▶ [Provided records]:
------------------------------------------------------------------------

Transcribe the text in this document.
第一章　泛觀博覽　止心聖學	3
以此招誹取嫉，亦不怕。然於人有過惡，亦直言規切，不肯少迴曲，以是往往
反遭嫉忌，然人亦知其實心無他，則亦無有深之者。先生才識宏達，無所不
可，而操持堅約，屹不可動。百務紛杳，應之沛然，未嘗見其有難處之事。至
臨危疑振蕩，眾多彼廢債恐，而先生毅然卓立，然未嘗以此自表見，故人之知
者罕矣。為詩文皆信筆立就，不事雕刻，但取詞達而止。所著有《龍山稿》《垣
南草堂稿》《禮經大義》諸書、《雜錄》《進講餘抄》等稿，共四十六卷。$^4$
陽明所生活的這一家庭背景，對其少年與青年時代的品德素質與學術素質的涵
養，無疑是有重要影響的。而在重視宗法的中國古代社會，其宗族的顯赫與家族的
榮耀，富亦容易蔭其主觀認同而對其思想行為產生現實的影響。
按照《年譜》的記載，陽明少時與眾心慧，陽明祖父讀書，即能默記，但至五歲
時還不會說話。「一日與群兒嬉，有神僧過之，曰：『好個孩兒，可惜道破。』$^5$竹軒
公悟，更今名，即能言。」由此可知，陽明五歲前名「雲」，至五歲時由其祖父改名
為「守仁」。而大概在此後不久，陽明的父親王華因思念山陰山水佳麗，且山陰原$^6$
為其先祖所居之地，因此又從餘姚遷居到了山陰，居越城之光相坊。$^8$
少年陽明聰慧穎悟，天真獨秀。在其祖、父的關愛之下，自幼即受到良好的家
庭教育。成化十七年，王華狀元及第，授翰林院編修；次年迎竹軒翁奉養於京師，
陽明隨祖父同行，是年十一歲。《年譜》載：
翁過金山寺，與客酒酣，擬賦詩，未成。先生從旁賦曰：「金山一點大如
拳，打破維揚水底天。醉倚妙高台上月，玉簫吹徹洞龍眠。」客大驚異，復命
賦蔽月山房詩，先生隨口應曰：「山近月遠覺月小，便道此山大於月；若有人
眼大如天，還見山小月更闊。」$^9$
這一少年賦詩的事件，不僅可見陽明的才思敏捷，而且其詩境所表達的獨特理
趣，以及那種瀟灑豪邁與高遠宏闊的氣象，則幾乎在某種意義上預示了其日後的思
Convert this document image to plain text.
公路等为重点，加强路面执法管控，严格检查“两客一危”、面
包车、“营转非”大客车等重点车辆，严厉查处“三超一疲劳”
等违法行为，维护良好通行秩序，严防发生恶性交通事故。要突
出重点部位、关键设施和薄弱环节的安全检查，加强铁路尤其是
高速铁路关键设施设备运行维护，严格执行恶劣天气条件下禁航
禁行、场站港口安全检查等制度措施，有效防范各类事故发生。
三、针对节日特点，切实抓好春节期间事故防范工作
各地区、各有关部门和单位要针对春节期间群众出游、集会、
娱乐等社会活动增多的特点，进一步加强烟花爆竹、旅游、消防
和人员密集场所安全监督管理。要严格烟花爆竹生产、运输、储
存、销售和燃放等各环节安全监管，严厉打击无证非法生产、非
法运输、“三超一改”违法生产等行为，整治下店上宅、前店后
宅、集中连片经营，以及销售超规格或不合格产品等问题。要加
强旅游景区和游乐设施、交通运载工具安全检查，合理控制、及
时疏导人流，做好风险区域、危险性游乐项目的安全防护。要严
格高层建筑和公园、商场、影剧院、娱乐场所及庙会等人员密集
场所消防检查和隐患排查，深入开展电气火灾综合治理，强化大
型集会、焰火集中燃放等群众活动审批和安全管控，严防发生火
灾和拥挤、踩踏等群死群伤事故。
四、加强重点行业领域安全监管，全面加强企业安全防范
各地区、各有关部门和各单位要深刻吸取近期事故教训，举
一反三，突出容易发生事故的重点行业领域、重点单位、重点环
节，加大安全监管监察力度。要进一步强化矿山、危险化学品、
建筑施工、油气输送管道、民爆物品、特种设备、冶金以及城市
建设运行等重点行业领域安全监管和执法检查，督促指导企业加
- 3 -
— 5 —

------------------------------------------------------------------------

▶ [Exercise task]: Above are some records; extract every one of them exactly.

▶ [The response]:
Transcribe the text in this document.
第一章　泛觀博覽　止心聖學	3
以此招誹取嫉，亦不怕。然於人有過惡，亦直言規切，不肯少迴曲，以是往往
反遭嫉忌，然人亦知其實心無他，則亦無有深之者。先生才識宏達，無所不
可，而操持堅約，屹不可動。百務紛杳，應之沛然，未嘗見其有難處之事。至
臨危疑振蕩，眾多彼廢債恐，而先生毅然卓立，然未嘗以此自表見，故人之知
者罕矣。為詩文皆信筆立就，不事雕刻，但取詞達而止。所著有《龍山稿》《垣
南草堂稿》《禮經大義》諸書、《雜錄》《進講餘抄》等稿，共四十六卷。$^4$
陽明所生活的這一家庭背景，對其少年與青年時代的品德素質與學術素質的涵
養，無疑是有重要影響的。而在重視宗法的中國古代社會，其宗族的顯赫與家族的
榮耀，富亦容易蔭其主觀認同而對其思想行為產生現實的影響。
按照《年譜》的記載，陽明少時與眾心慧，陽明祖父讀書，即能默記，但至五歲
時還不會說話。「一日與群兒嬉，有神僧過之，曰：『好個孩兒，可惜道破。』$^5$竹軒
公悟，更今名，即能言。」由此可知，陽明五歲前名「雲」，至五歲時由其祖父改名
為「守仁」。而大概在此後不久，陽明的父親王華因思念山陰山水佳麗，且山陰原$^6$
為其先祖所居之地，因此又從餘姚遷居到了山陰，居越城之光相坊。$^8$
少年陽明聰慧穎悟，天真獨秀。在其祖、父的關愛之下，自幼即受到良好的家
庭教育。成化十七年，王華狀元及第，授翰林院編修；次年迎竹軒翁奉養於京師，
陽明隨祖父同行，是年十一歲。《年譜》載：
翁過金山寺，與客酒酣，擬賦詩，未成。先生從旁賦曰：「金山一點大如
拳，打破維揚水底天。醉倚妙高台上月，玉簫吹徹洞龍眠。」客大驚異，復命
賦蔽月山房詩，先生隨口應曰：「山近月遠覺月小，便道此山大於月；若有人
眼大如天，還見山小月更闊。」$^9$
這一少年賦詩的事件，不僅可見陽明的才思敏捷，而且其詩境所表達的獨特理
趣，以及那種瀟灑豪邁與高遠宏闊的氣象，則幾乎在某種意義上預示了其日後的思
Convert this document image to plain text.
公路等为重点，加强路面执法管控，严格检查“两客一危”、面
包车、“营转非”大客车等重点车辆，严厉查处“三超一疲劳”
等违法行为，维护良好通行秩序，严防发生恶性交通事故。要突
出重点部位、关键设施和薄弱环节的安全检查，加强铁路尤其是
高速铁路关键设施设备运行维护，严格执行恶劣天气条件下禁航
禁行、场站港口安全检查等制度措施，有效防范各类事故发生。
三、针对节日特点，切实抓好春节期间事故防范工作
各地区、各有关部门和单位要针对春节期间群众出游、集会、
娱乐等社会活动增多的特点，进一步加强烟花爆竹、旅游、消防
和人员密集场所安全监督管理。要严格烟花爆竹生产、运输、储
存、销售和燃放等各环节安全监管，严厉打击无证非法生产、非
法运输、“三超一改”违法生产等行为，整治下店上宅、前店后
宅、集中连片经营，以及销售超规格或不合格产品等问题。要加
强旅游景区和游乐设施、交通运载工具安全检查，合理控制、及
时疏导人流，做好风险区域、危险性游乐项目的安全防护。要严
格高层建筑和公园、商场、影剧院、娱乐场所及庙会等人员密集
场所消防检查和隐患排查，深入开展电气火灾综合治理，强化大
型集会、焰火集中燃放等群众活动审批和安全管控，严防发生火
灾和拥挤、踩踏等群死群伤事故。
四、加强重点行业领域安全监管，全面加强企业安全防范
各地区、各有关部门和各单位要深刻吸取近期事故教训，举
一反三，突出容易发生事故的重点行业领域、重点单位、重点环
节，加大安全监管监察力度。要进一步强化矿山、危险化学品、
建筑施工、油气输送管道、民爆物品、特种设备、冶金以及城市
建设运行等重点行业领域安全监管和执法检查，督促指导企业加
- 3 -
— 5 —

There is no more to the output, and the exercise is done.